INSTRUCTION: Your task is to print the material below exactly as presented.

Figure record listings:
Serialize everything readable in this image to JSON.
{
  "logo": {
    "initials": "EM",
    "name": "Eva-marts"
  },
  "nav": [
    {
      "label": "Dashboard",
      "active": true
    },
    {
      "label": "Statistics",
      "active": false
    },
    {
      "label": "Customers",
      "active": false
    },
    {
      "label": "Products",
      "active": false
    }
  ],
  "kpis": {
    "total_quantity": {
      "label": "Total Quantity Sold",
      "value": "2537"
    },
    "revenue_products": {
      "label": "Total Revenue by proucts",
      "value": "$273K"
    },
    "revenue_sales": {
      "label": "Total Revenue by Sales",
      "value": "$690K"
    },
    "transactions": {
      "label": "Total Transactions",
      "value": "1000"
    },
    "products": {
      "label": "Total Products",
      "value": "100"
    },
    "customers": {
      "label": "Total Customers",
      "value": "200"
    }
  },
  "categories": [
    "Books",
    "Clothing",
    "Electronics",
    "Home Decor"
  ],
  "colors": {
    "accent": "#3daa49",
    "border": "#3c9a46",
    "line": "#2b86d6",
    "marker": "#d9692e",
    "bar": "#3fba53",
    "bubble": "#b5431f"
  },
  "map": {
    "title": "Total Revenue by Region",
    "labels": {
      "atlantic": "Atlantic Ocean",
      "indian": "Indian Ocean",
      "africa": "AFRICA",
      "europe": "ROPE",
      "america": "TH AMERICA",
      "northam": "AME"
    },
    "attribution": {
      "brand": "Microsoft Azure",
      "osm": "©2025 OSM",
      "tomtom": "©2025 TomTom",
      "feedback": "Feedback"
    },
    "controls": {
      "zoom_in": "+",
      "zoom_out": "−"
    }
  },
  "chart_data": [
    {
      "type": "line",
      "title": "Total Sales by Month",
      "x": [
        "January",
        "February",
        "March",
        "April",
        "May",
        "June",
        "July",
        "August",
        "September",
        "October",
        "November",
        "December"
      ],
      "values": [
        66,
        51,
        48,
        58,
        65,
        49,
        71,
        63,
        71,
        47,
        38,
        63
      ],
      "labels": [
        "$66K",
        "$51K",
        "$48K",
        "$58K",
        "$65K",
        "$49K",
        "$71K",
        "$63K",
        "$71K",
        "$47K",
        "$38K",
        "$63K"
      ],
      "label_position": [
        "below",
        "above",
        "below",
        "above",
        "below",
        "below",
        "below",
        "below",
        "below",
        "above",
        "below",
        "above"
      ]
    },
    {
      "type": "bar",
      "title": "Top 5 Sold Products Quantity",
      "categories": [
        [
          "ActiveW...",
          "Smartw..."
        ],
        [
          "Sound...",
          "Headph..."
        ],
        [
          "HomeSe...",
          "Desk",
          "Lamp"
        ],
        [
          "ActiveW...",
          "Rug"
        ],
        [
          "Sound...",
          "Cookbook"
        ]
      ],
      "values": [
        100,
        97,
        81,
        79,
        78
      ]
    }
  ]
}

OUTPUT OF THE EXERCISE:
Serialize everything readable in this image to JSON.
{
  "logo": {
    "initials": "EM",
    "name": "Eva-marts"
  },
  "nav": [
    {
      "label": "Dashboard",
      "active": true
    },
    {
      "label": "Statistics",
      "active": false
    },
    {
      "label": "Customers",
      "active": false
    },
    {
      "label": "Products",
      "active": false
    }
  ],
  "kpis": {
    "total_quantity": {
      "label": "Total Quantity Sold",
      "value": "2537"
    },
    "revenue_products": {
      "label": "Total Revenue by proucts",
      "value": "$273K"
    },
    "revenue_sales": {
      "label": "Total Revenue by Sales",
      "value": "$690K"
    },
    "transactions": {
      "label": "Total Transactions",
      "value": "1000"
    },
    "products": {
      "label": "Total Products",
      "value": "100"
    },
    "customers": {
      "label": "Total Customers",
      "value": "200"
    }
  },
  "categories": [
    "Books",
    "Clothing",
    "Electronics",
    "Home Decor"
  ],
  "colors": {
    "accent": "#3daa49",
    "border": "#3c9a46",
    "line": "#2b86d6",
    "marker": "#d9692e",
    "bar": "#3fba53",
    "bubble": "#b5431f"
  },
  "map": {
    "title": "Total Revenue by Region",
    "labels": {
      "atlantic": "Atlantic Ocean",
      "indian": "Indian Ocean",
      "africa": "AFRICA",
      "europe": "ROPE",
      "america": "TH AMERICA",
      "northam": "AME"
    },
    "attribution": {
      "brand": "Microsoft Azure",
      "osm": "©2025 OSM",
      "tomtom": "©2025 TomTom",
      "feedback": "Feedback"
    },
    "controls": {
      "zoom_in": "+",
      "zoom_out": "−"
    }
  },
  "chart_data": [
    {
      "type": "line",
      "title": "Total Sales by Month",
      "x": [
        "January",
        "February",
        "March",
        "April",
        "May",
        "June",
        "July",
        "August",
        "September",
        "October",
        "November",
        "December"
      ],
      "values": [
        66,
        51,
        48,
        58,
        65,
        49,
        71,
        63,
        71,
        47,
        38,
        63
      ],
      "labels": [
        "$66K",
        "$51K",
        "$48K",
        "$58K",
        "$65K",
        "$49K",
        "$71K",
        "$63K",
        "$71K",
        "$47K",
        "$38K",
        "$63K"
      ],
      "label_position": [
        "below",
        "above",
        "below",
        "above",
        "below",
        "below",
        "below",
        "below",
        "below",
        "above",
        "below",
        "above"
      ]
    },
    {
      "type": "bar",
      "title": "Top 5 Sold Products Quantity",
      "categories": [
        [
          "ActiveW...",
          "Smartw..."
        ],
        [
          "Sound...",
          "Headph..."
        ],
        [
          "HomeSe...",
          "Desk",
          "Lamp"
        ],
        [
          "ActiveW...",
          "Rug"
        ],
        [
          "Sound...",
          "Cookbook"
        ]
      ],
      "values": [
        100,
        97,
        81,
        79,
        78
      ]
    }
  ]
}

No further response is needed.